* _EXERCISE PROMPT_: Extract every line where the string "legend" appears.
****************
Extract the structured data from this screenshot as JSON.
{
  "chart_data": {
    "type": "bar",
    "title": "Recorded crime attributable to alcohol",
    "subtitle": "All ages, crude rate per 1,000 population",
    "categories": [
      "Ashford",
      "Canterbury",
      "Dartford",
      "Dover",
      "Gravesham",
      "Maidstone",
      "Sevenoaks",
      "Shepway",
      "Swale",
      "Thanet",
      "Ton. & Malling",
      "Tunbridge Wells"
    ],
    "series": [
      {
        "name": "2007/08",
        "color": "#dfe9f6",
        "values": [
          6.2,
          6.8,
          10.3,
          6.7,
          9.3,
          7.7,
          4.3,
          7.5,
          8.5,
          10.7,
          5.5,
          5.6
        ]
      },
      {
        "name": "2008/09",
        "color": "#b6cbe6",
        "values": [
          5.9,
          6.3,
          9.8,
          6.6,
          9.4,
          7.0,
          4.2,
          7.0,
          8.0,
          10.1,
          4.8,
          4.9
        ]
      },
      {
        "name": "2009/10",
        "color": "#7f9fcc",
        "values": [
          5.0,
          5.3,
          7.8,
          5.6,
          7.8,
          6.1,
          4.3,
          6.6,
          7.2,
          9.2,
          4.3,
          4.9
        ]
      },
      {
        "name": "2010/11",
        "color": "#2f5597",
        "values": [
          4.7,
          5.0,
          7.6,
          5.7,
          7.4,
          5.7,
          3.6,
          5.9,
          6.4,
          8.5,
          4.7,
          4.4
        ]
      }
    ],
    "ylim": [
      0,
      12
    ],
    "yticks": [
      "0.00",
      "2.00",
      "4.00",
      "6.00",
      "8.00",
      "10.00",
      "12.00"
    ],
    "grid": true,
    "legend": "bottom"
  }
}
****************
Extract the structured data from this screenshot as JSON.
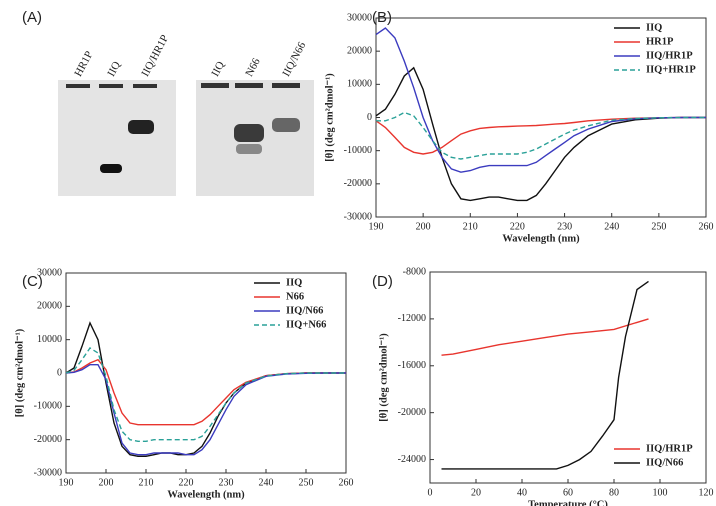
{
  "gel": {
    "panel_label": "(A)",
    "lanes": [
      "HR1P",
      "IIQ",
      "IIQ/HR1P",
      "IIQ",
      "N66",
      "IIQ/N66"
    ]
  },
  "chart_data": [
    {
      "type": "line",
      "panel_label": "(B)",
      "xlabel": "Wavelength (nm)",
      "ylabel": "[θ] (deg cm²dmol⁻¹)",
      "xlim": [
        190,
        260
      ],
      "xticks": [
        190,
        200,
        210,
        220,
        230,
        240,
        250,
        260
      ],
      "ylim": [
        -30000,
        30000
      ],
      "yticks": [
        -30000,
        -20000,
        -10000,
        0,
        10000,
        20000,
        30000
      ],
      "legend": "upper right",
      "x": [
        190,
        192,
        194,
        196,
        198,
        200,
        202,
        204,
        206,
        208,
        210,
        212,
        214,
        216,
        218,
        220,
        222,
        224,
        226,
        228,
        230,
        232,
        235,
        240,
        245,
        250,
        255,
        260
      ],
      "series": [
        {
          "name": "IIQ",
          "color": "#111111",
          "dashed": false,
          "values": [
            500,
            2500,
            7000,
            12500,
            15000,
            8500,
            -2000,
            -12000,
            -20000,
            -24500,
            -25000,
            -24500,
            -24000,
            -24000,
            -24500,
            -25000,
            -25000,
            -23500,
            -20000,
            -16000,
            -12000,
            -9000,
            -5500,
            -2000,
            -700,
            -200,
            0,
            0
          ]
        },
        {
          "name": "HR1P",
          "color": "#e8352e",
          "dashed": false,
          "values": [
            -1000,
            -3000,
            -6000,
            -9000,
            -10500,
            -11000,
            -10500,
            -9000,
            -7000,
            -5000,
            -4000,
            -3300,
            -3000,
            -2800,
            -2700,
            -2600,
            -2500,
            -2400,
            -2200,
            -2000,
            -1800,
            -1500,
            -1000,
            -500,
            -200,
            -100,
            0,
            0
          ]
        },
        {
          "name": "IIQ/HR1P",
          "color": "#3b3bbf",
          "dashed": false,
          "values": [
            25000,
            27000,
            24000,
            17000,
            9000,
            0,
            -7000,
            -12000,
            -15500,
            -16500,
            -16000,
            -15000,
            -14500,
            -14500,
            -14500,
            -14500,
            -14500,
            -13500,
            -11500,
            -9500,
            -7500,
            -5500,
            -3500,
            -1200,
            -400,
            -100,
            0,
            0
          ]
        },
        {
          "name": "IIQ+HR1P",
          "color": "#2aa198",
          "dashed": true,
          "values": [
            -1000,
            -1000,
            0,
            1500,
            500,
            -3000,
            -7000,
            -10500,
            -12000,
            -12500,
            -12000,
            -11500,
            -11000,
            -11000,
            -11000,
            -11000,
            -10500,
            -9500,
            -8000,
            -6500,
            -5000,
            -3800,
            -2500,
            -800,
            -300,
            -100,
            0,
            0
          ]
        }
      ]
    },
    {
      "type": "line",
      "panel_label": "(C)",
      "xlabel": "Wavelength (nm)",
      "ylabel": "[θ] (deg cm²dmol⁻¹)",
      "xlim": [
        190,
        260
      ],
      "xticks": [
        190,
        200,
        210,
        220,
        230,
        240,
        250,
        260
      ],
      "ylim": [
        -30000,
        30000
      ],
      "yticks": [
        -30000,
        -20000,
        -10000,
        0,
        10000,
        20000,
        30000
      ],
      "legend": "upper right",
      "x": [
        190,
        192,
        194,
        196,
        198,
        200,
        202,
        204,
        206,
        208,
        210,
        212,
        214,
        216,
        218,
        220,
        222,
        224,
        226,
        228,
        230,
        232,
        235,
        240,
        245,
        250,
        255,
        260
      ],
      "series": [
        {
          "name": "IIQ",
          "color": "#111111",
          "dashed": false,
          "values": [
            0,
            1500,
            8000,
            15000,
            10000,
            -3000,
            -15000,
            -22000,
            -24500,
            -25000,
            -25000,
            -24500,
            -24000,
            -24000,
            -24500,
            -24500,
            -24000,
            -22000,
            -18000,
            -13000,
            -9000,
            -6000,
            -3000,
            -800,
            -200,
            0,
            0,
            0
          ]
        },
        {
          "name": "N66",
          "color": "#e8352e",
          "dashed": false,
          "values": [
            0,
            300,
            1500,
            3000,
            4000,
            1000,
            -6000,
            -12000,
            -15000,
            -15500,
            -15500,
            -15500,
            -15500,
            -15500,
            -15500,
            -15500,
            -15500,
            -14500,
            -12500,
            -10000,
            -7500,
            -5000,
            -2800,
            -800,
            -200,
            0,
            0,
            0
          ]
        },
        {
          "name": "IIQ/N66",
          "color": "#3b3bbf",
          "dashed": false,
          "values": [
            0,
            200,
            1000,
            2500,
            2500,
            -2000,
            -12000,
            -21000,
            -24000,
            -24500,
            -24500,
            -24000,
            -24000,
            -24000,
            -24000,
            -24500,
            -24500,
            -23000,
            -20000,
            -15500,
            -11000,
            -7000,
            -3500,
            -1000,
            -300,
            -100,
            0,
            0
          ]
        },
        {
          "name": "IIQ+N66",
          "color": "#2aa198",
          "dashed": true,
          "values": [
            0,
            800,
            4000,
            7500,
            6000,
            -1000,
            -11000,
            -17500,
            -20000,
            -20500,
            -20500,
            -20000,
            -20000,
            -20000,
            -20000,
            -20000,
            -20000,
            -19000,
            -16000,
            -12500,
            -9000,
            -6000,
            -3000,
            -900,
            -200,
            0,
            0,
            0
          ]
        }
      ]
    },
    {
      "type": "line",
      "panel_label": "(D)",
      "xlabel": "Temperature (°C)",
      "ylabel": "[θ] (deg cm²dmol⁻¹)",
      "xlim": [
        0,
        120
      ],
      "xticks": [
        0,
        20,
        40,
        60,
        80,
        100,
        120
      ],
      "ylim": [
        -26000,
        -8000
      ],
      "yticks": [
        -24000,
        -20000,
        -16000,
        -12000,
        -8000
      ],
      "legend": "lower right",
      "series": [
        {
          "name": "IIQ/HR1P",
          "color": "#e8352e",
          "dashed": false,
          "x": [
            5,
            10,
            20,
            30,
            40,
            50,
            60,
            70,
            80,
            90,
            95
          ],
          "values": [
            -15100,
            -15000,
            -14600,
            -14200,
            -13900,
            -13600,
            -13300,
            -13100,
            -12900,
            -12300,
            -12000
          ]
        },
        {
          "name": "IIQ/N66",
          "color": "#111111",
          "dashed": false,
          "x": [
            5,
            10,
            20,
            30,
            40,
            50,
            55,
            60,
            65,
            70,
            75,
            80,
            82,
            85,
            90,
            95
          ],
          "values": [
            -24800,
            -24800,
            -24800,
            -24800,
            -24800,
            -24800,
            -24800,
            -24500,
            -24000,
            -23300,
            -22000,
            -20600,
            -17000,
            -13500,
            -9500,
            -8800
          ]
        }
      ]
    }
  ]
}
****************
* _EXERCISE OUTPUT_:
    "legend": "bottom"
      "legend": "upper right",
      "legend": "upper right",
      "legend": "lower right",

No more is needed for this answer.